## Data excerpts
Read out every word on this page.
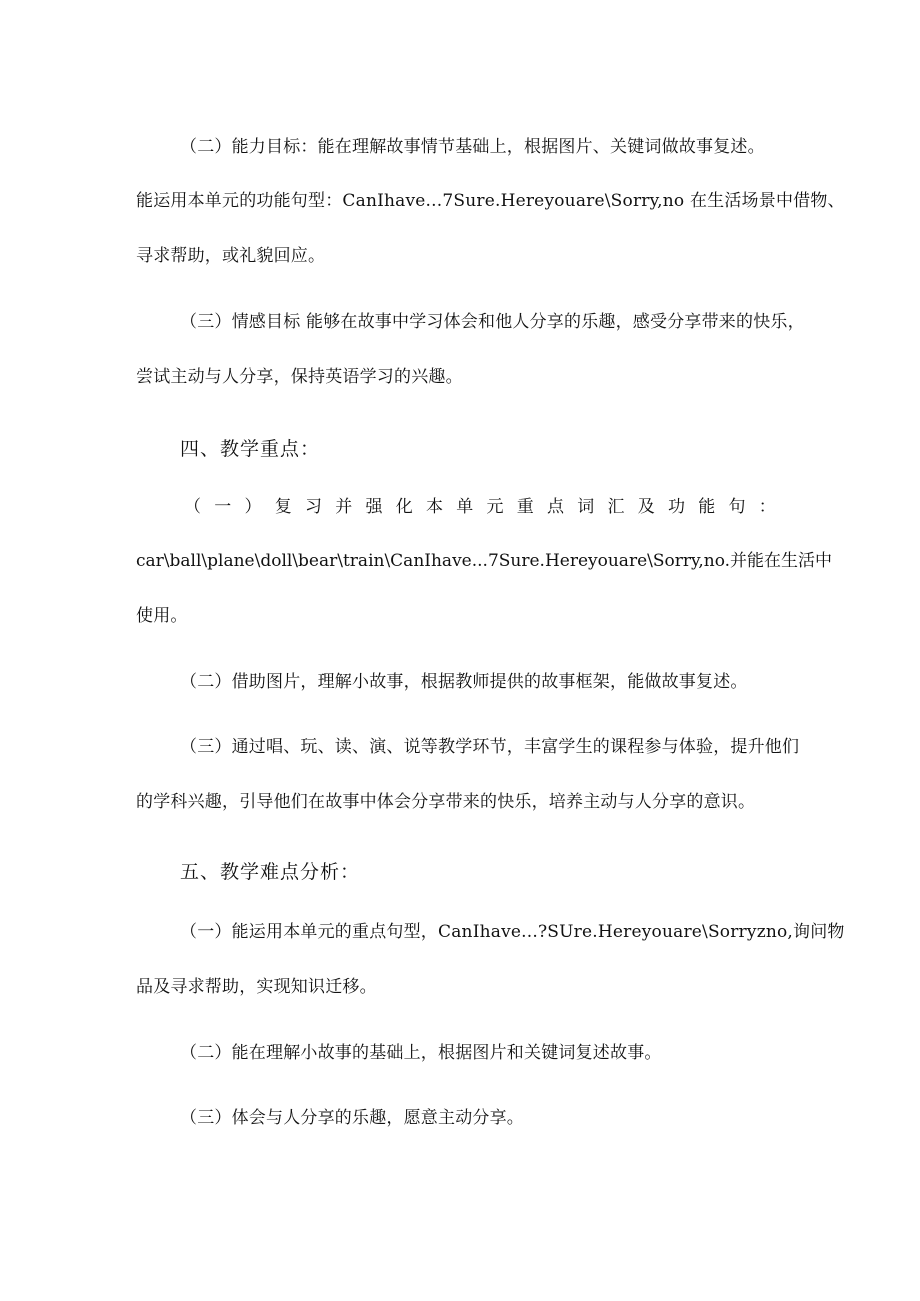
（二）能力目标：能在理解故事情节基础上，根据图片、关键词做故事复述。
能运用本单元的功能句型：CanIhave...7Sure.Hereyouare\Sorry,no 在生活场景中借物、
寻求帮助，或礼貌回应。
（三）情感目标 能够在故事中学习体会和他人分享的乐趣，感受分享带来的快乐，
尝试主动与人分享，保持英语学习的兴趣。
四、教学重点：
（ 一 ） 复 习 并 强 化 本 单 元 重 点 词 汇 及 功 能 句 ：
car\ball\plane\doll\bear\train\CanIhave...7Sure.Hereyouare\Sorry,no.并能在生活中
使用。
（二）借助图片，理解小故事，根据教师提供的故事框架，能做故事复述。
（三）通过唱、玩、读、演、说等教学环节，丰富学生的课程参与体验，提升他们
的学科兴趣，引导他们在故事中体会分享带来的快乐，培养主动与人分享的意识。
五、教学难点分析：
（一）能运用本单元的重点句型，CanIhave...?SUre.Hereyouare\Sorryzno,询问物
品及寻求帮助，实现知识迁移。
（二）能在理解小故事的基础上，根据图片和关键词复述故事。
（三）体会与人分享的乐趣，愿意主动分享。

## Exercise description
Reproduce each record from above exactly; pictures do not belong in the copy.

## Right answer
Read out every word on this page.
（二）能力目标：能在理解故事情节基础上，根据图片、关键词做故事复述。
能运用本单元的功能句型：CanIhave...7Sure.Hereyouare\Sorry,no 在生活场景中借物、
寻求帮助，或礼貌回应。
（三）情感目标 能够在故事中学习体会和他人分享的乐趣，感受分享带来的快乐，
尝试主动与人分享，保持英语学习的兴趣。
四、教学重点：
（ 一 ） 复 习 并 强 化 本 单 元 重 点 词 汇 及 功 能 句 ：
car\ball\plane\doll\bear\train\CanIhave...7Sure.Hereyouare\Sorry,no.并能在生活中
使用。
（二）借助图片，理解小故事，根据教师提供的故事框架，能做故事复述。
（三）通过唱、玩、读、演、说等教学环节，丰富学生的课程参与体验，提升他们
的学科兴趣，引导他们在故事中体会分享带来的快乐，培养主动与人分享的意识。
五、教学难点分析：
（一）能运用本单元的重点句型，CanIhave...?SUre.Hereyouare\Sorryzno,询问物
品及寻求帮助，实现知识迁移。
（二）能在理解小故事的基础上，根据图片和关键词复述故事。
（三）体会与人分享的乐趣，愿意主动分享。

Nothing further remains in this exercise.